===== Items =====

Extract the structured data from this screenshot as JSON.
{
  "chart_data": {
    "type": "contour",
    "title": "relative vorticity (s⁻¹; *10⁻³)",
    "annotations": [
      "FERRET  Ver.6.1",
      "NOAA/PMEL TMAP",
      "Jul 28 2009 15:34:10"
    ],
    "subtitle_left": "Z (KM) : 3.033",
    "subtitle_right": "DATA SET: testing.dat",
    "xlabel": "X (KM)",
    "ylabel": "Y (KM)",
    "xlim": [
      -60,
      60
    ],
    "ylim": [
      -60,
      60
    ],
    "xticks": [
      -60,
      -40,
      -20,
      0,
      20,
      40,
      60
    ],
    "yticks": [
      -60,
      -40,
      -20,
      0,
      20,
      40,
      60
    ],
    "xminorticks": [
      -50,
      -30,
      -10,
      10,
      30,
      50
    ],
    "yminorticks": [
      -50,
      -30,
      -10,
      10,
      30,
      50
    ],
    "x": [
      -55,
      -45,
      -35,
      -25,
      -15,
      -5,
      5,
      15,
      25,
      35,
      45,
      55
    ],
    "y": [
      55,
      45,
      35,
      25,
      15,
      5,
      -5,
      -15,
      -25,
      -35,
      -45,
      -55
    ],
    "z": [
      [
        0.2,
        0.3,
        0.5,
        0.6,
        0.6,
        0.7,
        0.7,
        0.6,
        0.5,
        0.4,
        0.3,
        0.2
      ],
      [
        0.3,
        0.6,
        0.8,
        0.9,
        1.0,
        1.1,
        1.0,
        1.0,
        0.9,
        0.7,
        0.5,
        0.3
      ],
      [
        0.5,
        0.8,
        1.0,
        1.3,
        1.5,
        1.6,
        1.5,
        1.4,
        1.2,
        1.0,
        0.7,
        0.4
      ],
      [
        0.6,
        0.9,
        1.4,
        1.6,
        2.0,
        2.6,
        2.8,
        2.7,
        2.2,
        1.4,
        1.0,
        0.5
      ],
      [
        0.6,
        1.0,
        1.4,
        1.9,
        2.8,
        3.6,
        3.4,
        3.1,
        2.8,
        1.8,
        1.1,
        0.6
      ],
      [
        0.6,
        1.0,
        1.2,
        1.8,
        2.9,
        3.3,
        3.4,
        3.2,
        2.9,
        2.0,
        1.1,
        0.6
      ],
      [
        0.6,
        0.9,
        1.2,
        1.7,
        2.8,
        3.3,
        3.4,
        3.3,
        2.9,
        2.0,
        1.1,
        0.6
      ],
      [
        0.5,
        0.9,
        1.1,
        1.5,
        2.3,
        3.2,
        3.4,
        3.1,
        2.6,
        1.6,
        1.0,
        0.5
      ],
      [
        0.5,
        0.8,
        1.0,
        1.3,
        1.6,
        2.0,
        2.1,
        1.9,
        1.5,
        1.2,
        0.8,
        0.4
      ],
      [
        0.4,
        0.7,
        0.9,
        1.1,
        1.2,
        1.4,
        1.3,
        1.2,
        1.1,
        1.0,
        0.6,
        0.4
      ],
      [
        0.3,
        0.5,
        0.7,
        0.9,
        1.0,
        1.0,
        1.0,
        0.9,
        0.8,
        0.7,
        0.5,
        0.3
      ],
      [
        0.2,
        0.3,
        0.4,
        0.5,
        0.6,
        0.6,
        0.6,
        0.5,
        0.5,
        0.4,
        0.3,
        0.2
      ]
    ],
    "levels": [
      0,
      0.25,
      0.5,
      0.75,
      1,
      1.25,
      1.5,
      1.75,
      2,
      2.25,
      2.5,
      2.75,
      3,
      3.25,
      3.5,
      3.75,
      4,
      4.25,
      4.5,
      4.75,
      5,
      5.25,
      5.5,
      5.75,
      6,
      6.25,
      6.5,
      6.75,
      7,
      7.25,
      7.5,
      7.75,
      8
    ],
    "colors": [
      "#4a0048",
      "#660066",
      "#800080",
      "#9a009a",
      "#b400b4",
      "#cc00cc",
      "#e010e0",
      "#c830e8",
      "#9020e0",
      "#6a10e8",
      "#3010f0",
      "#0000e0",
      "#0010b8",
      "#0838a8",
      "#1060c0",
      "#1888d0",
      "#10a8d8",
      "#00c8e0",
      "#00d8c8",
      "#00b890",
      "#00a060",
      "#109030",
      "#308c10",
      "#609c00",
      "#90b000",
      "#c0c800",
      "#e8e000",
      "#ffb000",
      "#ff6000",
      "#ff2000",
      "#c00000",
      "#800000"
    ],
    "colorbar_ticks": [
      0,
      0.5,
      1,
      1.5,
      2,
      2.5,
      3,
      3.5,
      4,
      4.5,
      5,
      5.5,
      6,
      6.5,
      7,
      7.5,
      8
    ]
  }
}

=====

Set task:
Recopy all the lines exactly as they appear.

Response below:
Extract the structured data from this screenshot as JSON.
{
  "chart_data": {
    "type": "contour",
    "title": "relative vorticity (s⁻¹; *10⁻³)",
    "annotations": [
      "FERRET  Ver.6.1",
      "NOAA/PMEL TMAP",
      "Jul 28 2009 15:34:10"
    ],
    "subtitle_left": "Z (KM) : 3.033",
    "subtitle_right": "DATA SET: testing.dat",
    "xlabel": "X (KM)",
    "ylabel": "Y (KM)",
    "xlim": [
      -60,
      60
    ],
    "ylim": [
      -60,
      60
    ],
    "xticks": [
      -60,
      -40,
      -20,
      0,
      20,
      40,
      60
    ],
    "yticks": [
      -60,
      -40,
      -20,
      0,
      20,
      40,
      60
    ],
    "xminorticks": [
      -50,
      -30,
      -10,
      10,
      30,
      50
    ],
    "yminorticks": [
      -50,
      -30,
      -10,
      10,
      30,
      50
    ],
    "x": [
      -55,
      -45,
      -35,
      -25,
      -15,
      -5,
      5,
      15,
      25,
      35,
      45,
      55
    ],
    "y": [
      55,
      45,
      35,
      25,
      15,
      5,
      -5,
      -15,
      -25,
      -35,
      -45,
      -55
    ],
    "z": [
      [
        0.2,
        0.3,
        0.5,
        0.6,
        0.6,
        0.7,
        0.7,
        0.6,
        0.5,
        0.4,
        0.3,
        0.2
      ],
      [
        0.3,
        0.6,
        0.8,
        0.9,
        1.0,
        1.1,
        1.0,
        1.0,
        0.9,
        0.7,
        0.5,
        0.3
      ],
      [
        0.5,
        0.8,
        1.0,
        1.3,
        1.5,
        1.6,
        1.5,
        1.4,
        1.2,
        1.0,
        0.7,
        0.4
      ],
      [
        0.6,
        0.9,
        1.4,
        1.6,
        2.0,
        2.6,
        2.8,
        2.7,
        2.2,
        1.4,
        1.0,
        0.5
      ],
      [
        0.6,
        1.0,
        1.4,
        1.9,
        2.8,
        3.6,
        3.4,
        3.1,
        2.8,
        1.8,
        1.1,
        0.6
      ],
      [
        0.6,
        1.0,
        1.2,
        1.8,
        2.9,
        3.3,
        3.4,
        3.2,
        2.9,
        2.0,
        1.1,
        0.6
      ],
      [
        0.6,
        0.9,
        1.2,
        1.7,
        2.8,
        3.3,
        3.4,
        3.3,
        2.9,
        2.0,
        1.1,
        0.6
      ],
      [
        0.5,
        0.9,
        1.1,
        1.5,
        2.3,
        3.2,
        3.4,
        3.1,
        2.6,
        1.6,
        1.0,
        0.5
      ],
      [
        0.5,
        0.8,
        1.0,
        1.3,
        1.6,
        2.0,
        2.1,
        1.9,
        1.5,
        1.2,
        0.8,
        0.4
      ],
      [
        0.4,
        0.7,
        0.9,
        1.1,
        1.2,
        1.4,
        1.3,
        1.2,
        1.1,
        1.0,
        0.6,
        0.4
      ],
      [
        0.3,
        0.5,
        0.7,
        0.9,
        1.0,
        1.0,
        1.0,
        0.9,
        0.8,
        0.7,
        0.5,
        0.3
      ],
      [
        0.2,
        0.3,
        0.4,
        0.5,
        0.6,
        0.6,
        0.6,
        0.5,
        0.5,
        0.4,
        0.3,
        0.2
      ]
    ],
    "levels": [
      0,
      0.25,
      0.5,
      0.75,
      1,
      1.25,
      1.5,
      1.75,
      2,
      2.25,
      2.5,
      2.75,
      3,
      3.25,
      3.5,
      3.75,
      4,
      4.25,
      4.5,
      4.75,
      5,
      5.25,
      5.5,
      5.75,
      6,
      6.25,
      6.5,
      6.75,
      7,
      7.25,
      7.5,
      7.75,
      8
    ],
    "colors": [
      "#4a0048",
      "#660066",
      "#800080",
      "#9a009a",
      "#b400b4",
      "#cc00cc",
      "#e010e0",
      "#c830e8",
      "#9020e0",
      "#6a10e8",
      "#3010f0",
      "#0000e0",
      "#0010b8",
      "#0838a8",
      "#1060c0",
      "#1888d0",
      "#10a8d8",
      "#00c8e0",
      "#00d8c8",
      "#00b890",
      "#00a060",
      "#109030",
      "#308c10",
      "#609c00",
      "#90b000",
      "#c0c800",
      "#e8e000",
      "#ffb000",
      "#ff6000",
      "#ff2000",
      "#c00000",
      "#800000"
    ],
    "colorbar_ticks": [
      0,
      0.5,
      1,
      1.5,
      2,
      2.5,
      3,
      3.5,
      4,
      4.5,
      5,
      5.5,
      6,
      6.5,
      7,
      7.5,
      8
    ]
  }
}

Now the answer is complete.